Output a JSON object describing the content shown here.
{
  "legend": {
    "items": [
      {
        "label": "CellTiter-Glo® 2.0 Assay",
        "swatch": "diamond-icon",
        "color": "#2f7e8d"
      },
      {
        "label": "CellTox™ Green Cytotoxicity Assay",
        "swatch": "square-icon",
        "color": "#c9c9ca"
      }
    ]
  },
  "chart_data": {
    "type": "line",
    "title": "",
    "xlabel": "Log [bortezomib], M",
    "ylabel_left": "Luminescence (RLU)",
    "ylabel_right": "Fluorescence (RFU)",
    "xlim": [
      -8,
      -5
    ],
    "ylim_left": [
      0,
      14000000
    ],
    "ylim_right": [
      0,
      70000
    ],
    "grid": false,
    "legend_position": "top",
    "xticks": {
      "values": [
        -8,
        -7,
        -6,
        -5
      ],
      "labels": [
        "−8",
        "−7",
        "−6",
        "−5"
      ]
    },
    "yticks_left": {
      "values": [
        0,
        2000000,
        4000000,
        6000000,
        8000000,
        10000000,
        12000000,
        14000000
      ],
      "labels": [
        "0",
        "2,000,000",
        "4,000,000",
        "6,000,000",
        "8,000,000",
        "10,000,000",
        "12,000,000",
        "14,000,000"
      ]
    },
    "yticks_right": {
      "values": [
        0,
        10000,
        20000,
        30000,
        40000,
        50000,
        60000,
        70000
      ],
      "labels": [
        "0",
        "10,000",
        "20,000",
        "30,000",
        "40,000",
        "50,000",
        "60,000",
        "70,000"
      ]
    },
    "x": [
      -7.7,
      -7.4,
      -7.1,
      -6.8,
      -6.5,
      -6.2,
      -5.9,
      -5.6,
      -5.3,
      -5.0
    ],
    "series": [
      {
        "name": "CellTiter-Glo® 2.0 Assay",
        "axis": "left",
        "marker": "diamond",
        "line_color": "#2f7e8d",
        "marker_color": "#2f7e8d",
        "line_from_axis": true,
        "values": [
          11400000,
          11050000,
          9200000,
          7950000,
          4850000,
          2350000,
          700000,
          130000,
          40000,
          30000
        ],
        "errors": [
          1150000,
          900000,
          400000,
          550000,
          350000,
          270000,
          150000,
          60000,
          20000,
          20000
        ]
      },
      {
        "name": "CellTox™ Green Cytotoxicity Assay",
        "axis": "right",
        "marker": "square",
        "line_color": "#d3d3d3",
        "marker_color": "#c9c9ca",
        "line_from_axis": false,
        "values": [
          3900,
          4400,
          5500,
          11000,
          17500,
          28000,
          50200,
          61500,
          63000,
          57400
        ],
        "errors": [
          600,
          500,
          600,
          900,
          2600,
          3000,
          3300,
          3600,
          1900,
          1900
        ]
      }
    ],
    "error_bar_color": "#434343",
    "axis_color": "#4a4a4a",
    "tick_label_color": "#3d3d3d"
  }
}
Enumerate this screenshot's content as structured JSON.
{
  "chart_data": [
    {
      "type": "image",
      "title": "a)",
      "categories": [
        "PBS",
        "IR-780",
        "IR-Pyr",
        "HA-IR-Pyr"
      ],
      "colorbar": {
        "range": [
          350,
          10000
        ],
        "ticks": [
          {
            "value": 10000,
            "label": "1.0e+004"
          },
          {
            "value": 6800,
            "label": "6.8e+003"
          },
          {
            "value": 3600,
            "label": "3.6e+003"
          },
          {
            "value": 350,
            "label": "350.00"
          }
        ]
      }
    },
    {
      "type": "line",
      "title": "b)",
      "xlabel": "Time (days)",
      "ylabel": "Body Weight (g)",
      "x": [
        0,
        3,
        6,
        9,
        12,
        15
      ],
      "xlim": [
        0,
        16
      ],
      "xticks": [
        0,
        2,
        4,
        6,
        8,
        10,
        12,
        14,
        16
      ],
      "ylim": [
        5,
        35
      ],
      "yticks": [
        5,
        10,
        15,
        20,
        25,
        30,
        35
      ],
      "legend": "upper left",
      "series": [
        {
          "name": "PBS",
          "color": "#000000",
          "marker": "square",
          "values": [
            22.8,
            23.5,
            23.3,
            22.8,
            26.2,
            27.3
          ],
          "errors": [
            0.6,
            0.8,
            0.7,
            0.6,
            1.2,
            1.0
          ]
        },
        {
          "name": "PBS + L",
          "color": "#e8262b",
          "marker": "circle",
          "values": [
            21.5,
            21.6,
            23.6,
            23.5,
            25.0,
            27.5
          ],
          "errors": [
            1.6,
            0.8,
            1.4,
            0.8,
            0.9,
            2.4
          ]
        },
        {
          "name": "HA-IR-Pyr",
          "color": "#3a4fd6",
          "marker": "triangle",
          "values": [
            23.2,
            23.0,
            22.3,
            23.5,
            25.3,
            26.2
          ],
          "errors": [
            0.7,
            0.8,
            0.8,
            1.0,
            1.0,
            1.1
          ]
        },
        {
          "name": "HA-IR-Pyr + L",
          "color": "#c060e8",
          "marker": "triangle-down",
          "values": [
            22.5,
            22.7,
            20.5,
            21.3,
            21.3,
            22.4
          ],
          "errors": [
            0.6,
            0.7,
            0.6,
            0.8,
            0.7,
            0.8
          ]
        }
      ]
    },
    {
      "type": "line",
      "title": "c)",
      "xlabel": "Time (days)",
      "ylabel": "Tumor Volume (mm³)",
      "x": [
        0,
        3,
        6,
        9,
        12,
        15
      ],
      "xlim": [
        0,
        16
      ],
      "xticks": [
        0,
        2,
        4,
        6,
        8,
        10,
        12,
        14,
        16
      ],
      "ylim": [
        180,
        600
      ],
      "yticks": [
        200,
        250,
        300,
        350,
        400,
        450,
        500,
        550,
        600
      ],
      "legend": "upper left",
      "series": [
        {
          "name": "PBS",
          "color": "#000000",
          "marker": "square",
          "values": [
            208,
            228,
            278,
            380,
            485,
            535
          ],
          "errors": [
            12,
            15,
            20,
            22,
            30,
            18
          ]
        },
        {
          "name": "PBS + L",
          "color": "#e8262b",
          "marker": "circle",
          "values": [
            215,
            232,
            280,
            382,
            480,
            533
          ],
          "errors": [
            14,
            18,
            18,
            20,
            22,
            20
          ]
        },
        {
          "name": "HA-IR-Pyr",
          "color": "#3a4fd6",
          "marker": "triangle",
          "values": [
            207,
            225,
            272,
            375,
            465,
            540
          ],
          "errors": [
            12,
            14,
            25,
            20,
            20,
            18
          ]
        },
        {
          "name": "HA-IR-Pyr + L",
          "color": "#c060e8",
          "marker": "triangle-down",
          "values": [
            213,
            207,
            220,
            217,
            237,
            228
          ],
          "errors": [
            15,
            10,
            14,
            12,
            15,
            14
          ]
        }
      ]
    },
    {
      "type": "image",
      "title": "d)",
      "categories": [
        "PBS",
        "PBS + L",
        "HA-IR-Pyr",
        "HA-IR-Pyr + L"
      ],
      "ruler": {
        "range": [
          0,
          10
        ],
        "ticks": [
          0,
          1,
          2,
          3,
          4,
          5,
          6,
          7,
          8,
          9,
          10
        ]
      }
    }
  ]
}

- [What the task asks] Each line above must be retyped exactly.

- [Response]
Output a JSON object describing the content shown here.
{
  "legend": {
    "items": [
      {
        "label": "CellTiter-Glo® 2.0 Assay",
        "swatch": "diamond-icon",
        "color": "#2f7e8d"
      },
      {
        "label": "CellTox™ Green Cytotoxicity Assay",
        "swatch": "square-icon",
        "color": "#c9c9ca"
      }
    ]
  },
  "chart_data": {
    "type": "line",
    "title": "",
    "xlabel": "Log [bortezomib], M",
    "ylabel_left": "Luminescence (RLU)",
    "ylabel_right": "Fluorescence (RFU)",
    "xlim": [
      -8,
      -5
    ],
    "ylim_left": [
      0,
      14000000
    ],
    "ylim_right": [
      0,
      70000
    ],
    "grid": false,
    "legend_position": "top",
    "xticks": {
      "values": [
        -8,
        -7,
        -6,
        -5
      ],
      "labels": [
        "−8",
        "−7",
        "−6",
        "−5"
      ]
    },
    "yticks_left": {
      "values": [
        0,
        2000000,
        4000000,
        6000000,
        8000000,
        10000000,
        12000000,
        14000000
      ],
      "labels": [
        "0",
        "2,000,000",
        "4,000,000",
        "6,000,000",
        "8,000,000",
        "10,000,000",
        "12,000,000",
        "14,000,000"
      ]
    },
    "yticks_right": {
      "values": [
        0,
        10000,
        20000,
        30000,
        40000,
        50000,
        60000,
        70000
      ],
      "labels": [
        "0",
        "10,000",
        "20,000",
        "30,000",
        "40,000",
        "50,000",
        "60,000",
        "70,000"
      ]
    },
    "x": [
      -7.7,
      -7.4,
      -7.1,
      -6.8,
      -6.5,
      -6.2,
      -5.9,
      -5.6,
      -5.3,
      -5.0
    ],
    "series": [
      {
        "name": "CellTiter-Glo® 2.0 Assay",
        "axis": "left",
        "marker": "diamond",
        "line_color": "#2f7e8d",
        "marker_color": "#2f7e8d",
        "line_from_axis": true,
        "values": [
          11400000,
          11050000,
          9200000,
          7950000,
          4850000,
          2350000,
          700000,
          130000,
          40000,
          30000
        ],
        "errors": [
          1150000,
          900000,
          400000,
          550000,
          350000,
          270000,
          150000,
          60000,
          20000,
          20000
        ]
      },
      {
        "name": "CellTox™ Green Cytotoxicity Assay",
        "axis": "right",
        "marker": "square",
        "line_color": "#d3d3d3",
        "marker_color": "#c9c9ca",
        "line_from_axis": false,
        "values": [
          3900,
          4400,
          5500,
          11000,
          17500,
          28000,
          50200,
          61500,
          63000,
          57400
        ],
        "errors": [
          600,
          500,
          600,
          900,
          2600,
          3000,
          3300,
          3600,
          1900,
          1900
        ]
      }
    ],
    "error_bar_color": "#434343",
    "axis_color": "#4a4a4a",
    "tick_label_color": "#3d3d3d"
  }
}
Enumerate this screenshot's content as structured JSON.
{
  "chart_data": [
    {
      "type": "image",
      "title": "a)",
      "categories": [
        "PBS",
        "IR-780",
        "IR-Pyr",
        "HA-IR-Pyr"
      ],
      "colorbar": {
        "range": [
          350,
          10000
        ],
        "ticks": [
          {
            "value": 10000,
            "label": "1.0e+004"
          },
          {
            "value": 6800,
            "label": "6.8e+003"
          },
          {
            "value": 3600,
            "label": "3.6e+003"
          },
          {
            "value": 350,
            "label": "350.00"
          }
        ]
      }
    },
    {
      "type": "line",
      "title": "b)",
      "xlabel": "Time (days)",
      "ylabel": "Body Weight (g)",
      "x": [
        0,
        3,
        6,
        9,
        12,
        15
      ],
      "xlim": [
        0,
        16
      ],
      "xticks": [
        0,
        2,
        4,
        6,
        8,
        10,
        12,
        14,
        16
      ],
      "ylim": [
        5,
        35
      ],
      "yticks": [
        5,
        10,
        15,
        20,
        25,
        30,
        35
      ],
      "legend": "upper left",
      "series": [
        {
          "name": "PBS",
          "color": "#000000",
          "marker": "square",
          "values": [
            22.8,
            23.5,
            23.3,
            22.8,
            26.2,
            27.3
          ],
          "errors": [
            0.6,
            0.8,
            0.7,
            0.6,
            1.2,
            1.0
          ]
        },
        {
          "name": "PBS + L",
          "color": "#e8262b",
          "marker": "circle",
          "values": [
            21.5,
            21.6,
            23.6,
            23.5,
            25.0,
            27.5
          ],
          "errors": [
            1.6,
            0.8,
            1.4,
            0.8,
            0.9,
            2.4
          ]
        },
        {
          "name": "HA-IR-Pyr",
          "color": "#3a4fd6",
          "marker": "triangle",
          "values": [
            23.2,
            23.0,
            22.3,
            23.5,
            25.3,
            26.2
          ],
          "errors": [
            0.7,
            0.8,
            0.8,
            1.0,
            1.0,
            1.1
          ]
        },
        {
          "name": "HA-IR-Pyr + L",
          "color": "#c060e8",
          "marker": "triangle-down",
          "values": [
            22.5,
            22.7,
            20.5,
            21.3,
            21.3,
            22.4
          ],
          "errors": [
            0.6,
            0.7,
            0.6,
            0.8,
            0.7,
            0.8
          ]
        }
      ]
    },
    {
      "type": "line",
      "title": "c)",
      "xlabel": "Time (days)",
      "ylabel": "Tumor Volume (mm³)",
      "x": [
        0,
        3,
        6,
        9,
        12,
        15
      ],
      "xlim": [
        0,
        16
      ],
      "xticks": [
        0,
        2,
        4,
        6,
        8,
        10,
        12,
        14,
        16
      ],
      "ylim": [
        180,
        600
      ],
      "yticks": [
        200,
        250,
        300,
        350,
        400,
        450,
        500,
        550,
        600
      ],
      "legend": "upper left",
      "series": [
        {
          "name": "PBS",
          "color": "#000000",
          "marker": "square",
          "values": [
            208,
            228,
            278,
            380,
            485,
            535
          ],
          "errors": [
            12,
            15,
            20,
            22,
            30,
            18
          ]
        },
        {
          "name": "PBS + L",
          "color": "#e8262b",
          "marker": "circle",
          "values": [
            215,
            232,
            280,
            382,
            480,
            533
          ],
          "errors": [
            14,
            18,
            18,
            20,
            22,
            20
          ]
        },
        {
          "name": "HA-IR-Pyr",
          "color": "#3a4fd6",
          "marker": "triangle",
          "values": [
            207,
            225,
            272,
            375,
            465,
            540
          ],
          "errors": [
            12,
            14,
            25,
            20,
            20,
            18
          ]
        },
        {
          "name": "HA-IR-Pyr + L",
          "color": "#c060e8",
          "marker": "triangle-down",
          "values": [
            213,
            207,
            220,
            217,
            237,
            228
          ],
          "errors": [
            15,
            10,
            14,
            12,
            15,
            14
          ]
        }
      ]
    },
    {
      "type": "image",
      "title": "d)",
      "categories": [
        "PBS",
        "PBS + L",
        "HA-IR-Pyr",
        "HA-IR-Pyr + L"
      ],
      "ruler": {
        "range": [
          0,
          10
        ],
        "ticks": [
          0,
          1,
          2,
          3,
          4,
          5,
          6,
          7,
          8,
          9,
          10
        ]
      }
    }
  ]
}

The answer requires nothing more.